What the exercise asks: Where the string "mais" occurs in the material below, report the whole line.
***** Provided records
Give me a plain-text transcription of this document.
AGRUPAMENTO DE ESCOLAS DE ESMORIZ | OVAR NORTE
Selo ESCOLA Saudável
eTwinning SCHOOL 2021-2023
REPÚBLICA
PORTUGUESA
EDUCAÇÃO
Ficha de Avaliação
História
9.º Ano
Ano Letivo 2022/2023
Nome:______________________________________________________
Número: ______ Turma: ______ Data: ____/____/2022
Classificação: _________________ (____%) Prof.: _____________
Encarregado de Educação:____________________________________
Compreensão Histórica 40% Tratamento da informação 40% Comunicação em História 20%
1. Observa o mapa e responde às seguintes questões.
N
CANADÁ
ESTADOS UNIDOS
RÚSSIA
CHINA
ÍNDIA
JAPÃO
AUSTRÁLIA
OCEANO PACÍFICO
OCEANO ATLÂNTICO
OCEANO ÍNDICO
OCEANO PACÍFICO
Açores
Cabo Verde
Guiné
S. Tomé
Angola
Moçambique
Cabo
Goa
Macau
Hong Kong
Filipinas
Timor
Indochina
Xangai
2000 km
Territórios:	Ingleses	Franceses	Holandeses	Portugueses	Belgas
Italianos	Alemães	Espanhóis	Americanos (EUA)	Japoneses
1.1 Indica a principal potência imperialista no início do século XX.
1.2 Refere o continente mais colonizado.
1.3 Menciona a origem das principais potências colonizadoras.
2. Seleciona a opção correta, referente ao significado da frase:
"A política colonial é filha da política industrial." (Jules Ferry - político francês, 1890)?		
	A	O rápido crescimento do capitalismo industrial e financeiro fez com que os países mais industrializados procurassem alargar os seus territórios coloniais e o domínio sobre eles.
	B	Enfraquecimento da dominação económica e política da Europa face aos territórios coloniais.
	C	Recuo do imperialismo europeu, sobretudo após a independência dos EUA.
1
**********
***** Provided records
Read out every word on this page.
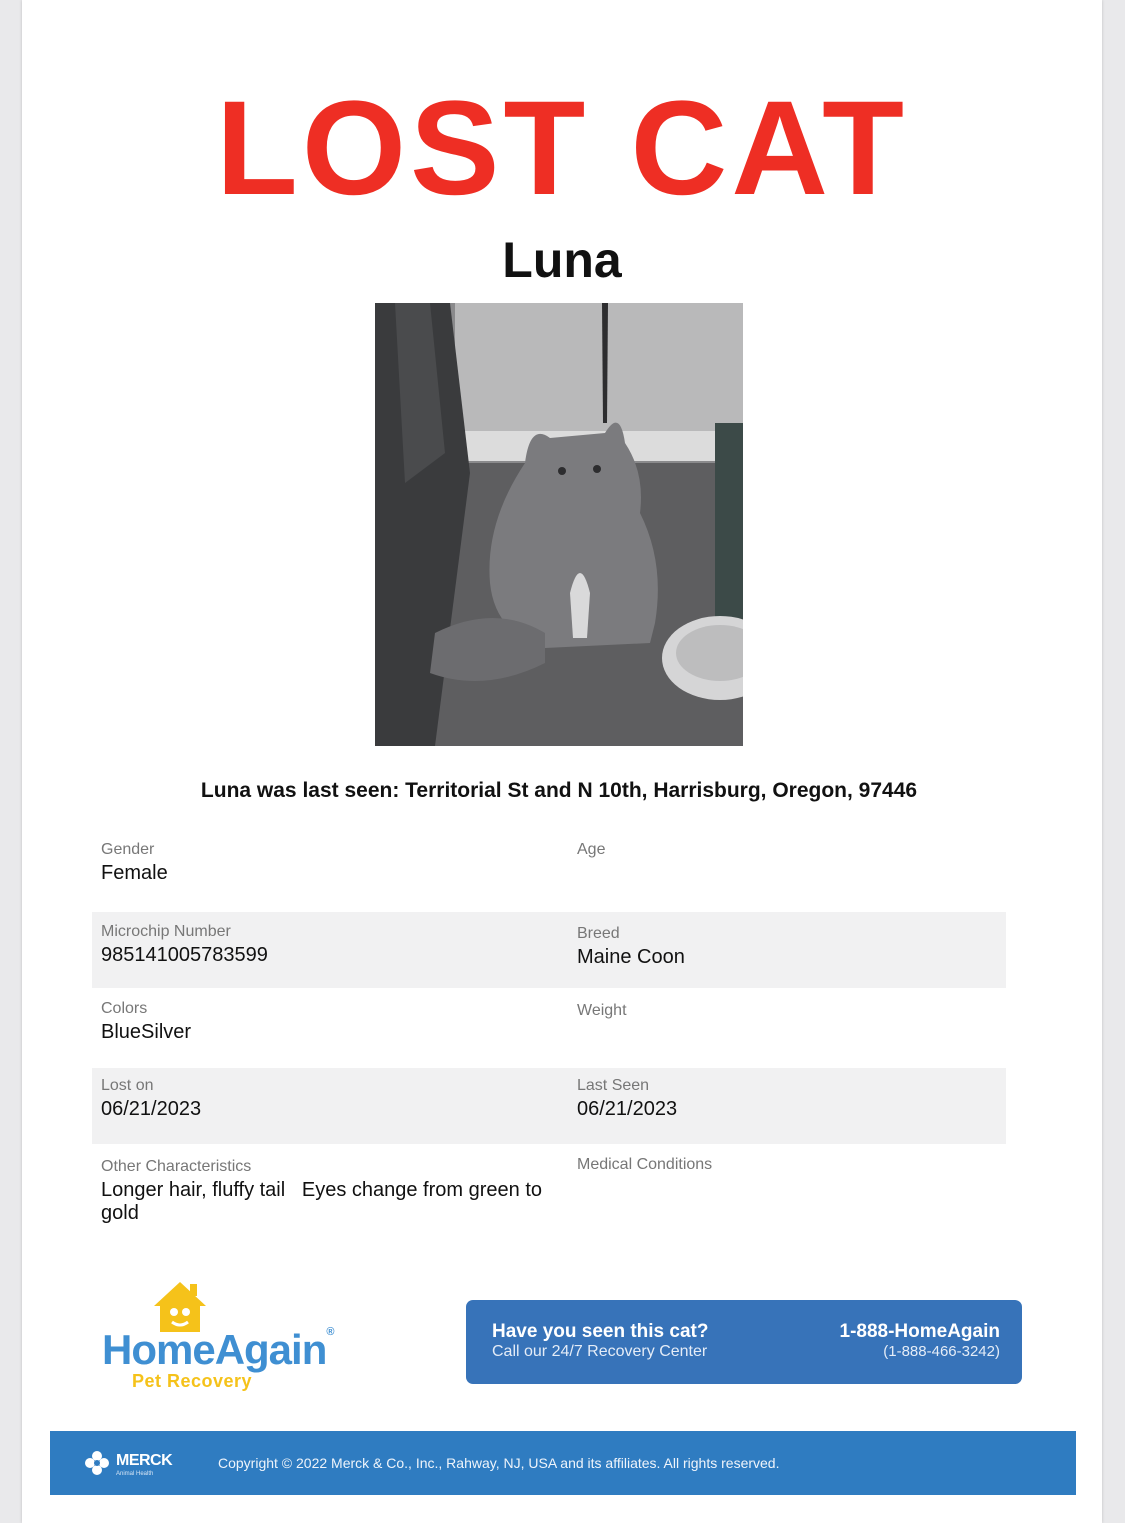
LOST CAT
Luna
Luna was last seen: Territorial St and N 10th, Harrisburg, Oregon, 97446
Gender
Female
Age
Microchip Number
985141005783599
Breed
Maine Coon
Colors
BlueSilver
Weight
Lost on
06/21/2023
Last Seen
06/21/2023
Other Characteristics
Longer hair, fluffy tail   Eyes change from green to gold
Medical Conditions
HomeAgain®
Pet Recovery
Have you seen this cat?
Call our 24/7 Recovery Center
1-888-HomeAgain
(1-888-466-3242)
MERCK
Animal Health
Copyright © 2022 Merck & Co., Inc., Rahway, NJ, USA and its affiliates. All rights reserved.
**********
***** Provided records
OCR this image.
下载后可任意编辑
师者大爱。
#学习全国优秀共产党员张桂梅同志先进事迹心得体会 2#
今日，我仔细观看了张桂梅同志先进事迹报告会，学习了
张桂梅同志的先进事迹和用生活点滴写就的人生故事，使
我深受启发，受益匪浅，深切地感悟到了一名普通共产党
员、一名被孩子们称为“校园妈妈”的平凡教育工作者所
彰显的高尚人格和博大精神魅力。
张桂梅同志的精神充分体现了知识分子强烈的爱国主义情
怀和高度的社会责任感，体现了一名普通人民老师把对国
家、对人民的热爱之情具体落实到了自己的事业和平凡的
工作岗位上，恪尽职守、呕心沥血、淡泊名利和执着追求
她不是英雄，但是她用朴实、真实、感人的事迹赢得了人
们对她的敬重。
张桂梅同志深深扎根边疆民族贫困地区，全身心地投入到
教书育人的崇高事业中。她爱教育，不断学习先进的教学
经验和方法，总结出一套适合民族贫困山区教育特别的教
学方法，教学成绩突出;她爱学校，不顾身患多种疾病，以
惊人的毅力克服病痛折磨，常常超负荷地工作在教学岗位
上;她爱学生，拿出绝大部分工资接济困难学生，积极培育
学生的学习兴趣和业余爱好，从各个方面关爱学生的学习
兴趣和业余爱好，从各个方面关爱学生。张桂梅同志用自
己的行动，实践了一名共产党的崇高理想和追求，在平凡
**********
Solution below:
1.2 Refere o continente mais colonizado.
	A	O rápido crescimento do capitalismo industrial e financeiro fez com que os países mais industrializados procurassem alargar os seus territórios coloniais e o domínio sobre eles.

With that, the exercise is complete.